— START —
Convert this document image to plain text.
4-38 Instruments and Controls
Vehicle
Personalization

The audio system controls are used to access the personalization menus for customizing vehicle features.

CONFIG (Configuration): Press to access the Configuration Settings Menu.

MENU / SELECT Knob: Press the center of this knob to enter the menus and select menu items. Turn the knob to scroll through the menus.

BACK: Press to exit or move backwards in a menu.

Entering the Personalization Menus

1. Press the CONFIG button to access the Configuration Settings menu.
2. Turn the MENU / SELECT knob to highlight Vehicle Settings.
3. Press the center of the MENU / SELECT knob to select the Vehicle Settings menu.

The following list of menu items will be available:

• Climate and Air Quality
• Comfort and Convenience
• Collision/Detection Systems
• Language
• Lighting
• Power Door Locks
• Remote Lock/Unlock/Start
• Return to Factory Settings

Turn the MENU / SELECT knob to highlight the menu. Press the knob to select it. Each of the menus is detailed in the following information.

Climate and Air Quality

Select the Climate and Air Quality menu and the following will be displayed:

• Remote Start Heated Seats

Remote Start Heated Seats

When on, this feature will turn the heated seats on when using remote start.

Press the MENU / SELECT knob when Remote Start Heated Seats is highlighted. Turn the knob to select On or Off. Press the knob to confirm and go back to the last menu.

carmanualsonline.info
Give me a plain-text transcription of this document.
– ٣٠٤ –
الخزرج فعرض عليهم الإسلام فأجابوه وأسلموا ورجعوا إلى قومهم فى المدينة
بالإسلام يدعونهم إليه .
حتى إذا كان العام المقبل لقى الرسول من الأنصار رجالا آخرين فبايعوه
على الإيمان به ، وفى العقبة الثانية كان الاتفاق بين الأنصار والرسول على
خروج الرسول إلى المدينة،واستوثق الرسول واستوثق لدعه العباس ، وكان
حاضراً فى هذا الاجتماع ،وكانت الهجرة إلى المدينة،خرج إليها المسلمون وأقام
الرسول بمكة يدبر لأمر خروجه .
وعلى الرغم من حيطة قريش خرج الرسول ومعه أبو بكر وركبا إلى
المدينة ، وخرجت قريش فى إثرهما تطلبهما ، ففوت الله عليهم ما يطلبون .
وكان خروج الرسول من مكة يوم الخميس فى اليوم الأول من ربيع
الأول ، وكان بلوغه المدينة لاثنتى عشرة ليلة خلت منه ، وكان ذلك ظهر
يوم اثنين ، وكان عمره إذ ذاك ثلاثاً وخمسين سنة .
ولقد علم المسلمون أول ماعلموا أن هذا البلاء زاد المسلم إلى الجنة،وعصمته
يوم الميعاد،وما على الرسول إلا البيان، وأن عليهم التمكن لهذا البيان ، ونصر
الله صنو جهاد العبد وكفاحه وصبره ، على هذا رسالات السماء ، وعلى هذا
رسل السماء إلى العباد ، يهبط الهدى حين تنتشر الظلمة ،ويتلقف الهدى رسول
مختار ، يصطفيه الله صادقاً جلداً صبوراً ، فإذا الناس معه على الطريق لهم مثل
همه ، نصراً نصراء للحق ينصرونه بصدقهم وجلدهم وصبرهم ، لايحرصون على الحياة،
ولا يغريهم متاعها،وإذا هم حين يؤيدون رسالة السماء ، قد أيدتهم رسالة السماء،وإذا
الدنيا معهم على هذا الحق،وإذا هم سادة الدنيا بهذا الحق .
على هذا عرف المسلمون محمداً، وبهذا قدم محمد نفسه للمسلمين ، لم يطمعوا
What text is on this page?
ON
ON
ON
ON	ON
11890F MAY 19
— END —
> _Task goal_
Nothing but the lines from the line with "Give me a plain-text" to the last line of the listing above should appear; please retype them exactly, both ends included.

> _Problem solution_
Give me a plain-text transcription of this document.
– ٣٠٤ –
الخزرج فعرض عليهم الإسلام فأجابوه وأسلموا ورجعوا إلى قومهم فى المدينة
بالإسلام يدعونهم إليه .
حتى إذا كان العام المقبل لقى الرسول من الأنصار رجالا آخرين فبايعوه
على الإيمان به ، وفى العقبة الثانية كان الاتفاق بين الأنصار والرسول على
خروج الرسول إلى المدينة،واستوثق الرسول واستوثق لدعه العباس ، وكان
حاضراً فى هذا الاجتماع ،وكانت الهجرة إلى المدينة،خرج إليها المسلمون وأقام
الرسول بمكة يدبر لأمر خروجه .
وعلى الرغم من حيطة قريش خرج الرسول ومعه أبو بكر وركبا إلى
المدينة ، وخرجت قريش فى إثرهما تطلبهما ، ففوت الله عليهم ما يطلبون .
وكان خروج الرسول من مكة يوم الخميس فى اليوم الأول من ربيع
الأول ، وكان بلوغه المدينة لاثنتى عشرة ليلة خلت منه ، وكان ذلك ظهر
يوم اثنين ، وكان عمره إذ ذاك ثلاثاً وخمسين سنة .
ولقد علم المسلمون أول ماعلموا أن هذا البلاء زاد المسلم إلى الجنة،وعصمته
يوم الميعاد،وما على الرسول إلا البيان، وأن عليهم التمكن لهذا البيان ، ونصر
الله صنو جهاد العبد وكفاحه وصبره ، على هذا رسالات السماء ، وعلى هذا
رسل السماء إلى العباد ، يهبط الهدى حين تنتشر الظلمة ،ويتلقف الهدى رسول
مختار ، يصطفيه الله صادقاً جلداً صبوراً ، فإذا الناس معه على الطريق لهم مثل
همه ، نصراً نصراء للحق ينصرونه بصدقهم وجلدهم وصبرهم ، لايحرصون على الحياة،
ولا يغريهم متاعها،وإذا هم حين يؤيدون رسالة السماء ، قد أيدتهم رسالة السماء،وإذا
الدنيا معهم على هذا الحق،وإذا هم سادة الدنيا بهذا الحق .
على هذا عرف المسلمون محمداً، وبهذا قدم محمد نفسه للمسلمين ، لم يطمعوا
What text is on this page?
ON
ON
ON
ON	ON
11890F MAY 19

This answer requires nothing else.